> _Required work_:
Pictures stay out of your copy, but everything else in the records below must be repeated exactly.
— start Exercise data —
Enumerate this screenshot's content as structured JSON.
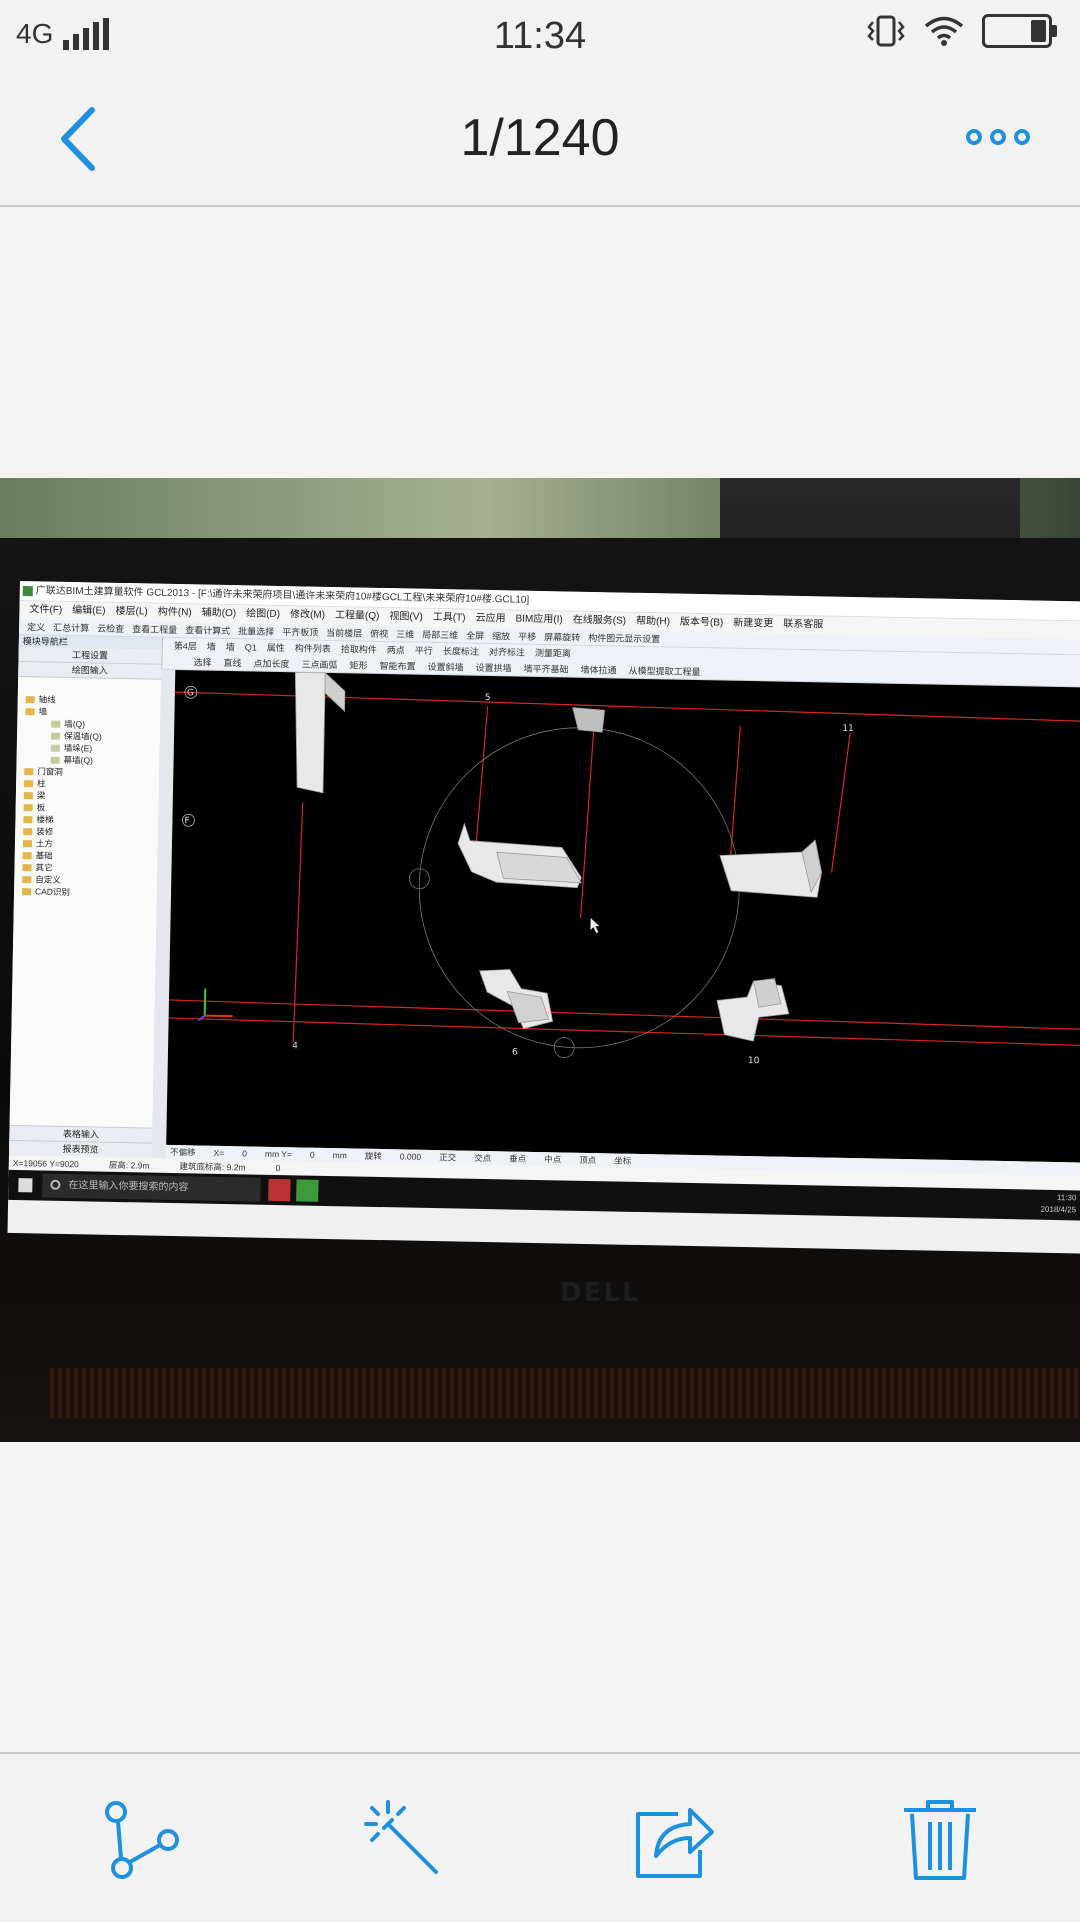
{
  "status_bar": {
    "network": "4G",
    "time": "11:34"
  },
  "header": {
    "page_counter": "1/1240"
  },
  "icons": {
    "back": "chevron-left-icon",
    "more": "more-dots-icon",
    "share": "share-nodes-icon",
    "edit": "magic-wand-icon",
    "export": "share-arrow-icon",
    "delete": "trash-icon"
  },
  "colors": {
    "accent": "#1e90e0",
    "cad_grid_line": "#d4281e"
  },
  "photo": {
    "brand": "DELL",
    "screen": {
      "title": "广联达BIM土建算量软件 GCL2013 - [F:\\通许未来荣府项目\\通许未来荣府10#楼GCL工程\\未来荣府10#楼.GCL10]",
      "menu": [
        "文件(F)",
        "编辑(E)",
        "楼层(L)",
        "构件(N)",
        "辅助(O)",
        "绘图(D)",
        "修改(M)",
        "工程量(Q)",
        "视图(V)",
        "工具(T)",
        "云应用",
        "BIM应用(I)",
        "在线服务(S)",
        "帮助(H)",
        "版本号(B)",
        "新建变更",
        "联系客服"
      ],
      "toolbar": [
        "定义",
        "汇总计算",
        "云检查",
        "查看工程量",
        "查看计算式",
        "批量选择",
        "平齐板顶",
        "当前楼层",
        "俯视",
        "三维",
        "局部三维",
        "全屏",
        "缩放",
        "平移",
        "屏幕旋转",
        "构件图元显示设置"
      ],
      "toolbar2": [
        "第4层",
        "墙",
        "墙",
        "Q1",
        "属性",
        "构件列表",
        "拾取构件",
        "两点",
        "平行",
        "长度标注",
        "对齐标注",
        "测量距离"
      ],
      "toolbar3": [
        "选择",
        "直线",
        "点加长度",
        "三点画弧",
        "矩形",
        "智能布置",
        "设置斜墙",
        "设置拱墙",
        "墙平齐基础",
        "墙体拉通",
        "从模型提取工程量"
      ],
      "nav_title": "模块导航栏",
      "nav_buttons": [
        "工程设置",
        "绘图输入"
      ],
      "nav_tree": [
        {
          "label": "轴线",
          "sub": false
        },
        {
          "label": "墙",
          "sub": false
        },
        {
          "label": "墙(Q)",
          "sub": true
        },
        {
          "label": "保温墙(Q)",
          "sub": true
        },
        {
          "label": "墙垛(E)",
          "sub": true
        },
        {
          "label": "幕墙(Q)",
          "sub": true
        },
        {
          "label": "门窗洞",
          "sub": false
        },
        {
          "label": "柱",
          "sub": false
        },
        {
          "label": "梁",
          "sub": false
        },
        {
          "label": "板",
          "sub": false
        },
        {
          "label": "楼梯",
          "sub": false
        },
        {
          "label": "装修",
          "sub": false
        },
        {
          "label": "土方",
          "sub": false
        },
        {
          "label": "基础",
          "sub": false
        },
        {
          "label": "其它",
          "sub": false
        },
        {
          "label": "自定义",
          "sub": false
        },
        {
          "label": "CAD识别",
          "sub": false
        }
      ],
      "nav_bottom": [
        "表格输入",
        "报表预览"
      ],
      "axis_labels": {
        "g": "G",
        "f": "F",
        "a4": "4",
        "a5": "5",
        "a6": "6",
        "a10": "10",
        "a11": "11"
      },
      "status": [
        "不偏移",
        "X=",
        "0",
        "mm Y=",
        "0",
        "mm",
        "旋转",
        "0.000",
        "正交",
        "交点",
        "垂点",
        "中点",
        "顶点",
        "坐标"
      ],
      "status2": [
        "X=19056 Y=9020",
        "层高: 2.9m",
        "建筑底标高: 9.2m",
        "0"
      ],
      "taskbar_search": "在这里输入你要搜索的内容",
      "taskbar_time": "11:30",
      "taskbar_date": "2018/4/25"
    }
  }
}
— end Exercise data —
> _In response_:
Enumerate this screenshot's content as structured JSON.
{
  "status_bar": {
    "network": "4G",
    "time": "11:34"
  },
  "header": {
    "page_counter": "1/1240"
  },
  "icons": {
    "back": "chevron-left-icon",
    "more": "more-dots-icon",
    "share": "share-nodes-icon",
    "edit": "magic-wand-icon",
    "export": "share-arrow-icon",
    "delete": "trash-icon"
  },
  "colors": {
    "accent": "#1e90e0",
    "cad_grid_line": "#d4281e"
  },
  "photo": {
    "brand": "DELL",
    "screen": {
      "title": "广联达BIM土建算量软件 GCL2013 - [F:\\通许未来荣府项目\\通许未来荣府10#楼GCL工程\\未来荣府10#楼.GCL10]",
      "menu": [
        "文件(F)",
        "编辑(E)",
        "楼层(L)",
        "构件(N)",
        "辅助(O)",
        "绘图(D)",
        "修改(M)",
        "工程量(Q)",
        "视图(V)",
        "工具(T)",
        "云应用",
        "BIM应用(I)",
        "在线服务(S)",
        "帮助(H)",
        "版本号(B)",
        "新建变更",
        "联系客服"
      ],
      "toolbar": [
        "定义",
        "汇总计算",
        "云检查",
        "查看工程量",
        "查看计算式",
        "批量选择",
        "平齐板顶",
        "当前楼层",
        "俯视",
        "三维",
        "局部三维",
        "全屏",
        "缩放",
        "平移",
        "屏幕旋转",
        "构件图元显示设置"
      ],
      "toolbar2": [
        "第4层",
        "墙",
        "墙",
        "Q1",
        "属性",
        "构件列表",
        "拾取构件",
        "两点",
        "平行",
        "长度标注",
        "对齐标注",
        "测量距离"
      ],
      "toolbar3": [
        "选择",
        "直线",
        "点加长度",
        "三点画弧",
        "矩形",
        "智能布置",
        "设置斜墙",
        "设置拱墙",
        "墙平齐基础",
        "墙体拉通",
        "从模型提取工程量"
      ],
      "nav_title": "模块导航栏",
      "nav_buttons": [
        "工程设置",
        "绘图输入"
      ],
      "nav_tree": [
        {
          "label": "轴线",
          "sub": false
        },
        {
          "label": "墙",
          "sub": false
        },
        {
          "label": "墙(Q)",
          "sub": true
        },
        {
          "label": "保温墙(Q)",
          "sub": true
        },
        {
          "label": "墙垛(E)",
          "sub": true
        },
        {
          "label": "幕墙(Q)",
          "sub": true
        },
        {
          "label": "门窗洞",
          "sub": false
        },
        {
          "label": "柱",
          "sub": false
        },
        {
          "label": "梁",
          "sub": false
        },
        {
          "label": "板",
          "sub": false
        },
        {
          "label": "楼梯",
          "sub": false
        },
        {
          "label": "装修",
          "sub": false
        },
        {
          "label": "土方",
          "sub": false
        },
        {
          "label": "基础",
          "sub": false
        },
        {
          "label": "其它",
          "sub": false
        },
        {
          "label": "自定义",
          "sub": false
        },
        {
          "label": "CAD识别",
          "sub": false
        }
      ],
      "nav_bottom": [
        "表格输入",
        "报表预览"
      ],
      "axis_labels": {
        "g": "G",
        "f": "F",
        "a4": "4",
        "a5": "5",
        "a6": "6",
        "a10": "10",
        "a11": "11"
      },
      "status": [
        "不偏移",
        "X=",
        "0",
        "mm Y=",
        "0",
        "mm",
        "旋转",
        "0.000",
        "正交",
        "交点",
        "垂点",
        "中点",
        "顶点",
        "坐标"
      ],
      "status2": [
        "X=19056 Y=9020",
        "层高: 2.9m",
        "建筑底标高: 9.2m",
        "0"
      ],
      "taskbar_search": "在这里输入你要搜索的内容",
      "taskbar_time": "11:30",
      "taskbar_date": "2018/4/25"
    }
  }
}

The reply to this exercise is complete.